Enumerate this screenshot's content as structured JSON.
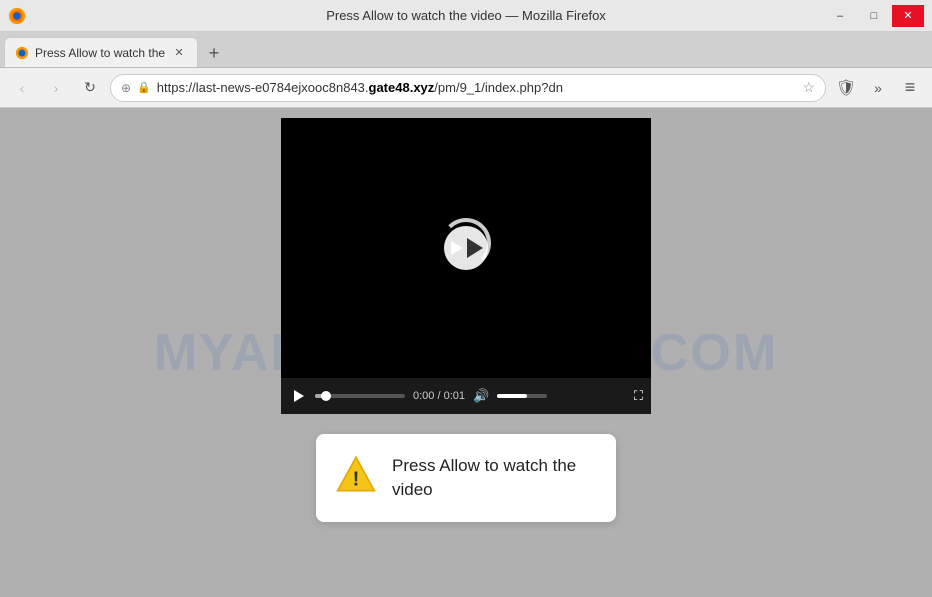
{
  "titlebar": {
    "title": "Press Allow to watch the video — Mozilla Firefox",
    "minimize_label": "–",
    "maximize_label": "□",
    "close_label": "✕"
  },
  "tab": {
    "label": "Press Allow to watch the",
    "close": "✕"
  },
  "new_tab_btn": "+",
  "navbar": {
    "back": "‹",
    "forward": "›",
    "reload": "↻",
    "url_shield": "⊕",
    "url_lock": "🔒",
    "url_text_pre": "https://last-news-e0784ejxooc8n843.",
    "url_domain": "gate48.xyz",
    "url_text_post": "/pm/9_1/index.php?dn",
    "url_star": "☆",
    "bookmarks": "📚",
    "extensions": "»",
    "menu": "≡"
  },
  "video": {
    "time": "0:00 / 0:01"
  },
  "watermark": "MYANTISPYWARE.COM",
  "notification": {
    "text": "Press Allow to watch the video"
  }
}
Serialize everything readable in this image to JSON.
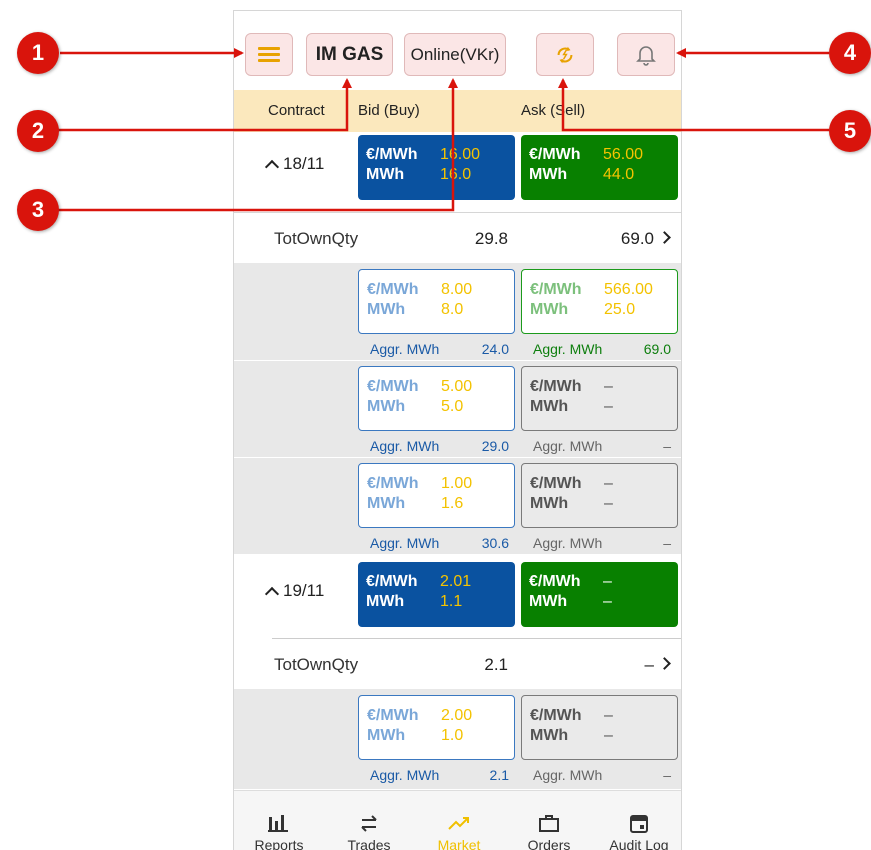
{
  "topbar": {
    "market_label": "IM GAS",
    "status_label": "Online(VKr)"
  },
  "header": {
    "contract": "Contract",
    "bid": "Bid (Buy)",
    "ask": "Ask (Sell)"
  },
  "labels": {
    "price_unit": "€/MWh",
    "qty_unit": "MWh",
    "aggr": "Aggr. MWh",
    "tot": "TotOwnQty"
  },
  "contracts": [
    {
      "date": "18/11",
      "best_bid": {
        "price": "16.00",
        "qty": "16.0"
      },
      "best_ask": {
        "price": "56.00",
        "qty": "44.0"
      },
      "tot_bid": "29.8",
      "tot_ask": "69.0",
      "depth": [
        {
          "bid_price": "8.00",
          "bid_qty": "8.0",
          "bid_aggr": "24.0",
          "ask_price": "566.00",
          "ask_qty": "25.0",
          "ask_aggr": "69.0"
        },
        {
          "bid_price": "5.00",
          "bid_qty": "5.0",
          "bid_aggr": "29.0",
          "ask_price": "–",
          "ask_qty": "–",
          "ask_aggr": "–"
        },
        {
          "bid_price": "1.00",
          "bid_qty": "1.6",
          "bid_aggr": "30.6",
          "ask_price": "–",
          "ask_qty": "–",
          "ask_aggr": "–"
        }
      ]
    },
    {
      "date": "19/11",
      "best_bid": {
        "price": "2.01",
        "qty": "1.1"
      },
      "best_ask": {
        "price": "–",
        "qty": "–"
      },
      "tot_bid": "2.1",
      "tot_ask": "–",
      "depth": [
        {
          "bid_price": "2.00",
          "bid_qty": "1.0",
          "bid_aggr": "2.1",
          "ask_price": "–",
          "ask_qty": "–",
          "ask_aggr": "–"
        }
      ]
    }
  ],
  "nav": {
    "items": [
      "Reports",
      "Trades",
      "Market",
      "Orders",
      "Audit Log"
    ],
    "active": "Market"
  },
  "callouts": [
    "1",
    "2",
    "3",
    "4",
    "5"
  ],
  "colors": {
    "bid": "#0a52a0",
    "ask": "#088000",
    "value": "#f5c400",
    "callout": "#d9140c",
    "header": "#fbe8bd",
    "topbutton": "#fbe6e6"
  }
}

• **The task**:
Wherever a line in the data above holds "this", copy that line.

• **Answer to the task**:
Enumerate this screenshot's content as structured JSON.
Serialize everything readable in this image to JSON.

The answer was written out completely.